Problem requirements => Note each line where "λιμένα" appears, and copy it.

Data extract =>

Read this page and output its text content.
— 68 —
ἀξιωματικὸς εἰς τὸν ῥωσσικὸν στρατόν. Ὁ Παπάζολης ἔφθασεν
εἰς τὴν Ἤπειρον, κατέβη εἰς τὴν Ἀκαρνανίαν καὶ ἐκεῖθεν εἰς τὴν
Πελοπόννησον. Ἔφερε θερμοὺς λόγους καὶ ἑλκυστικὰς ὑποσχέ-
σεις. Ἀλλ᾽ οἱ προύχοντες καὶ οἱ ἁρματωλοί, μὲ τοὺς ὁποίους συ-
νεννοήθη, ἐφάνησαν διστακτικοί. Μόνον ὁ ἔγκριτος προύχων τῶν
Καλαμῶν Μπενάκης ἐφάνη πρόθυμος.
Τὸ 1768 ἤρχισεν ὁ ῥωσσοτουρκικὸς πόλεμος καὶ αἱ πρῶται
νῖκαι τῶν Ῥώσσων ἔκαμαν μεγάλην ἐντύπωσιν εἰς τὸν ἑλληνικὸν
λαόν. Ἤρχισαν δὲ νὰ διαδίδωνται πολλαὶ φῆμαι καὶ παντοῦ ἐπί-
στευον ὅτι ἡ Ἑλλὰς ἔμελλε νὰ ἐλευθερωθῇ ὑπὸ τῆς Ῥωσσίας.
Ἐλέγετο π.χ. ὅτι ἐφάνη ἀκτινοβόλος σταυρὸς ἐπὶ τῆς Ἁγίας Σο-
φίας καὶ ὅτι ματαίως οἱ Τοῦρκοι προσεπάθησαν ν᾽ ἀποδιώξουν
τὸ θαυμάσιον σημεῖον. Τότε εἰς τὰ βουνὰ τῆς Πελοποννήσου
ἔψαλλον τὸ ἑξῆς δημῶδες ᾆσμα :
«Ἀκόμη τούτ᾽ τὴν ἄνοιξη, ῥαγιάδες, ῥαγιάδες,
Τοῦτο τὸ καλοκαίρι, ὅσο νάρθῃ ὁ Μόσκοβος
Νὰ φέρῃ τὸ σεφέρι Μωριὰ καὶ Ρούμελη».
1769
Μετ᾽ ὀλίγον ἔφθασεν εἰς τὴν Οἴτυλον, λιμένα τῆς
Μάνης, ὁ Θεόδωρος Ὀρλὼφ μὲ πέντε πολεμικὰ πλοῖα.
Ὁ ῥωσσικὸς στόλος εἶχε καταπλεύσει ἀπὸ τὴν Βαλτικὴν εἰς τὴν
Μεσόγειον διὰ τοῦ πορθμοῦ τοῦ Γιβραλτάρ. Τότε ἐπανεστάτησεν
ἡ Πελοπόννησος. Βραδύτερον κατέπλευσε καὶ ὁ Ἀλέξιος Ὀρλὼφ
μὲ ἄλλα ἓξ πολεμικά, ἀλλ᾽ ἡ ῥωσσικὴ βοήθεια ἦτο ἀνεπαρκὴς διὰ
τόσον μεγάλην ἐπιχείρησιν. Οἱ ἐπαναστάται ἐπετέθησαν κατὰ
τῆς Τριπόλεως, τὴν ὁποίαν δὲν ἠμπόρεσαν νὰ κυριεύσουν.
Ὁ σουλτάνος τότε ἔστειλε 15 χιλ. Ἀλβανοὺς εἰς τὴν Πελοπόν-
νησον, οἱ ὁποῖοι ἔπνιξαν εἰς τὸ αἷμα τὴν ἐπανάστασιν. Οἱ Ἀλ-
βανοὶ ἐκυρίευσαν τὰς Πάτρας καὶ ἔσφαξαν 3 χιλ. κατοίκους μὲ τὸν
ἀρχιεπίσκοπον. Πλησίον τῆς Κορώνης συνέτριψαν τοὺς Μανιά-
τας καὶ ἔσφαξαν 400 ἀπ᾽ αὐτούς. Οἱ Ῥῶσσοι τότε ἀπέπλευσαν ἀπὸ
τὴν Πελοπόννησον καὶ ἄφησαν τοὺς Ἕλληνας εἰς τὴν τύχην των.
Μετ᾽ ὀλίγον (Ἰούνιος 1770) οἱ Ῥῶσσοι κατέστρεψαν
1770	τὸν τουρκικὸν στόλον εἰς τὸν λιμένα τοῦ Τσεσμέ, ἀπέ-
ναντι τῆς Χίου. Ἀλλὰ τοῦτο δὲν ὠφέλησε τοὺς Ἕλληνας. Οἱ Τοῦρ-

Answer =>
Μετ᾽ ὀλίγον ἔφθασεν εἰς τὴν Οἴτυλον, λιμένα τῆς
1770	τὸν τουρκικὸν στόλον εἰς τὸν λιμένα τοῦ Τσεσμέ, ἀπέ-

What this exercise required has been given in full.